Filter these entries, keeping only lines that hold the word "制度汇编".

---- Data for this exercise

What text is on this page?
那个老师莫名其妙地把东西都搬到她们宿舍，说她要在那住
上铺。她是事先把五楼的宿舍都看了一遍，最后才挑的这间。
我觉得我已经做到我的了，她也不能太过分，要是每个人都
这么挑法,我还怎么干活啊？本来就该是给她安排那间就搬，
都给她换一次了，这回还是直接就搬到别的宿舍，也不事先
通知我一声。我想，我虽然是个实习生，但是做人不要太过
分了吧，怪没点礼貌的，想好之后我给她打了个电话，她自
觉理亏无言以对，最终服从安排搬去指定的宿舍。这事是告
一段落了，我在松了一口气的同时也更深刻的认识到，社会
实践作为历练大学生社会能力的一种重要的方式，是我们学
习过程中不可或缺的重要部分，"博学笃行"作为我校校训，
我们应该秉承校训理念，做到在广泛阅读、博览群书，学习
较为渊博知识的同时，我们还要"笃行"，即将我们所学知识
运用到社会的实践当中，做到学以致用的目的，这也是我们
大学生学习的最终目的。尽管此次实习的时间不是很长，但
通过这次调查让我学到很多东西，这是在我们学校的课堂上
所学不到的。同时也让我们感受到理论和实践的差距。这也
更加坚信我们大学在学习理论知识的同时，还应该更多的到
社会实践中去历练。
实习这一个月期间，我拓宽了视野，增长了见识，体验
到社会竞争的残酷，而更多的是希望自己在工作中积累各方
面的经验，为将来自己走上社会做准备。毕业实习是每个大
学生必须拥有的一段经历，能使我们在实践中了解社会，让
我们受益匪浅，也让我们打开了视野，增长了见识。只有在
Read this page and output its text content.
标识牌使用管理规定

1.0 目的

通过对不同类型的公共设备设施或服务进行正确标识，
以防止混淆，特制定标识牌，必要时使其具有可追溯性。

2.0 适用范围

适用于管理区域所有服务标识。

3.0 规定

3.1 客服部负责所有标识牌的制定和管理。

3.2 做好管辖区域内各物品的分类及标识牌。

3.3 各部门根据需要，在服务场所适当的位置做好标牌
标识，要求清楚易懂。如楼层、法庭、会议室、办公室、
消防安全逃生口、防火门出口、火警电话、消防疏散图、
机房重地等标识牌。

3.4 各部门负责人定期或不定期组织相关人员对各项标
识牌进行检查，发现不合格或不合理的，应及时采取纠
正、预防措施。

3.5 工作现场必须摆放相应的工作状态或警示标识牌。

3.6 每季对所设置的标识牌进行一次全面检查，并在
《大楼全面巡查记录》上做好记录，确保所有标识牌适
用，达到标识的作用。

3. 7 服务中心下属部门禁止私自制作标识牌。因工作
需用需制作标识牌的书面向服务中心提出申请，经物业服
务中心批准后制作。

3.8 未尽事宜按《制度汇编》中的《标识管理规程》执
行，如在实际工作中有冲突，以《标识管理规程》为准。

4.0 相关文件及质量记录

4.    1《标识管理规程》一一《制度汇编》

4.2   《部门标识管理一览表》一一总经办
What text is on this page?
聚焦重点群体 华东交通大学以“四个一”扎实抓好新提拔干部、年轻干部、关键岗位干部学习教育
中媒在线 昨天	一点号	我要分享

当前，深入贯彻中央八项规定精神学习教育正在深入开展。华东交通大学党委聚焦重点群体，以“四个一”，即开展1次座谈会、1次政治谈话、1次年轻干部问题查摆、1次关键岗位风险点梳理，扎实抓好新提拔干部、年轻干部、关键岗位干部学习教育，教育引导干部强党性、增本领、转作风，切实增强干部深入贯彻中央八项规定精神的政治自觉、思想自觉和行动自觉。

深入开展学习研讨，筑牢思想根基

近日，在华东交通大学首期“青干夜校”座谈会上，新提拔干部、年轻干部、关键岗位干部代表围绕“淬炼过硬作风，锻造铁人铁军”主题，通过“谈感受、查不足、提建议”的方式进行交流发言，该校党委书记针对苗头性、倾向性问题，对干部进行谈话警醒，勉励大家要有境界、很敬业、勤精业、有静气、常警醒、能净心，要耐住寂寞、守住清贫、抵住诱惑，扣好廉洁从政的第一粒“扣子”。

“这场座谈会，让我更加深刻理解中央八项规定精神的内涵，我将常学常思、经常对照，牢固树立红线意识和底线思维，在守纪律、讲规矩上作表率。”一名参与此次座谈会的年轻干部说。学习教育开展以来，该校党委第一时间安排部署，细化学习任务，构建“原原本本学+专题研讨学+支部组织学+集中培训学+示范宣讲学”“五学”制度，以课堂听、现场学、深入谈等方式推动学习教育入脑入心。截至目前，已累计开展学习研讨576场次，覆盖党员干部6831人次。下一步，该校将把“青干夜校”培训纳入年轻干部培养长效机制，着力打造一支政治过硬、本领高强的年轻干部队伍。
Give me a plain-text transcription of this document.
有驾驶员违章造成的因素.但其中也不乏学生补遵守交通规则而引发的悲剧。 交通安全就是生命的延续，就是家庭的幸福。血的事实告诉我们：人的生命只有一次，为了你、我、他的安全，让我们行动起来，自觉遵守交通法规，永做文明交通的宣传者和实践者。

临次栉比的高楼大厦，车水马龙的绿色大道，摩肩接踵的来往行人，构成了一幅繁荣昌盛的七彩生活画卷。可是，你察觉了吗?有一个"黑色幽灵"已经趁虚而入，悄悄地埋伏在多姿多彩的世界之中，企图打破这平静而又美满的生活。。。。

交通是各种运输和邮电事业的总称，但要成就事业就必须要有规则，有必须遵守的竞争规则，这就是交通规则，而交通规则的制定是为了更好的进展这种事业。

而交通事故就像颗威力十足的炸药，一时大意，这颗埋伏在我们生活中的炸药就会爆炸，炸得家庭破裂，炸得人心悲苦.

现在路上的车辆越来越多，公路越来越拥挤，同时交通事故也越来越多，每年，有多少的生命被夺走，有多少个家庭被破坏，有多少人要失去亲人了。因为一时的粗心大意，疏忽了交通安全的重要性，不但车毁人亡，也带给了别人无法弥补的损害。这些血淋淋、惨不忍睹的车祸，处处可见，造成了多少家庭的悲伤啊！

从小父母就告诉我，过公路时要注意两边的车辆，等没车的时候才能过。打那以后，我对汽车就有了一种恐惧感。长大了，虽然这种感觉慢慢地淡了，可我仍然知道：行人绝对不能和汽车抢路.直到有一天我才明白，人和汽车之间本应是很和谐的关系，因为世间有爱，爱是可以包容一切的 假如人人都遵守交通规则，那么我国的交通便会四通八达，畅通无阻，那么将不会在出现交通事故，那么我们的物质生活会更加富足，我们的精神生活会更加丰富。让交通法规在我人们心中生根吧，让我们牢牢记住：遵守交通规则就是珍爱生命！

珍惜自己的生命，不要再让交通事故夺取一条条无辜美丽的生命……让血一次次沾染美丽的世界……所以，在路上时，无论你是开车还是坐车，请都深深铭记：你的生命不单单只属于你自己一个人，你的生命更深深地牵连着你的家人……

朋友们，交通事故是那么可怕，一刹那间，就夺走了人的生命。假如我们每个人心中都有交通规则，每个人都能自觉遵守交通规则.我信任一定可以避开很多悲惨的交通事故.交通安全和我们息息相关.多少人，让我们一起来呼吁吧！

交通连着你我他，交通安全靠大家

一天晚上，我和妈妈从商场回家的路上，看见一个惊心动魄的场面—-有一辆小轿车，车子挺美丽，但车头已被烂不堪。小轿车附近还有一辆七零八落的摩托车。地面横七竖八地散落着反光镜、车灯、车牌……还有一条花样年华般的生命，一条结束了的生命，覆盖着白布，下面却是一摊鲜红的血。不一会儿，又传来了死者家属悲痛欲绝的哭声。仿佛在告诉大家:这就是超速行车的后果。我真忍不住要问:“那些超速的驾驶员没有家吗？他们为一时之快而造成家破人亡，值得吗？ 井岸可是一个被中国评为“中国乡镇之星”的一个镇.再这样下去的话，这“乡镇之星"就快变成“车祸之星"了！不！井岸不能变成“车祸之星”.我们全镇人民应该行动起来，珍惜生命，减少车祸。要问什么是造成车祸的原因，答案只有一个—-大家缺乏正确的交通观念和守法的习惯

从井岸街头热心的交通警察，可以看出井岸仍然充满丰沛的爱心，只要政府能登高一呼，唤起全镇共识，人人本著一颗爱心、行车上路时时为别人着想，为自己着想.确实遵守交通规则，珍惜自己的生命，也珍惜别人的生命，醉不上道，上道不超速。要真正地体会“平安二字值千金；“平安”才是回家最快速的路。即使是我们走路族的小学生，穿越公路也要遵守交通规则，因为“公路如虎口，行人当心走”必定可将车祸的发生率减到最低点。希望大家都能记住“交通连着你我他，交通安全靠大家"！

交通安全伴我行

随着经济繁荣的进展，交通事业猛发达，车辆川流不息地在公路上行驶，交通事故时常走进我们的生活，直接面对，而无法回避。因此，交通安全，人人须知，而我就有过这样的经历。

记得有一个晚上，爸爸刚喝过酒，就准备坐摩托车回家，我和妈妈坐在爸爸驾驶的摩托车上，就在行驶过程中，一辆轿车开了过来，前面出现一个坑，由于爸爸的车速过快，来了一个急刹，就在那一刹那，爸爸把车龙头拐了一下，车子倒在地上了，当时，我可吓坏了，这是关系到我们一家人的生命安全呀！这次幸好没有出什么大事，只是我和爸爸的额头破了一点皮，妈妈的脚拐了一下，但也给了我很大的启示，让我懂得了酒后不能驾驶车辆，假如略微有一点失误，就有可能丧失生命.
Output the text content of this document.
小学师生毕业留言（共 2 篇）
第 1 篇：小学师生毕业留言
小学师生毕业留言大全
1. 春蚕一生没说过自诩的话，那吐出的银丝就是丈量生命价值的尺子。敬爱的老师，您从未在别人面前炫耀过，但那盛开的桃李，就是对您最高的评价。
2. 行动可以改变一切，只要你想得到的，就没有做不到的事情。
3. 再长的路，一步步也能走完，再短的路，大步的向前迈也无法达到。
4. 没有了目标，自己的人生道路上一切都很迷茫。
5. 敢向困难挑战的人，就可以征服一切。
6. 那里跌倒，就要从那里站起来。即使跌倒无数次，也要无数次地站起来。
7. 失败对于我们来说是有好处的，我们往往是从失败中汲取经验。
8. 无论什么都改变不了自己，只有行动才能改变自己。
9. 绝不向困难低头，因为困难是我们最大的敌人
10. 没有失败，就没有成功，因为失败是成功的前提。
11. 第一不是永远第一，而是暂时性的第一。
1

--------

▸ Result
3.8 未尽事宜按《制度汇编》中的《标识管理规程》执
4.    1《标识管理规程》一一《制度汇编》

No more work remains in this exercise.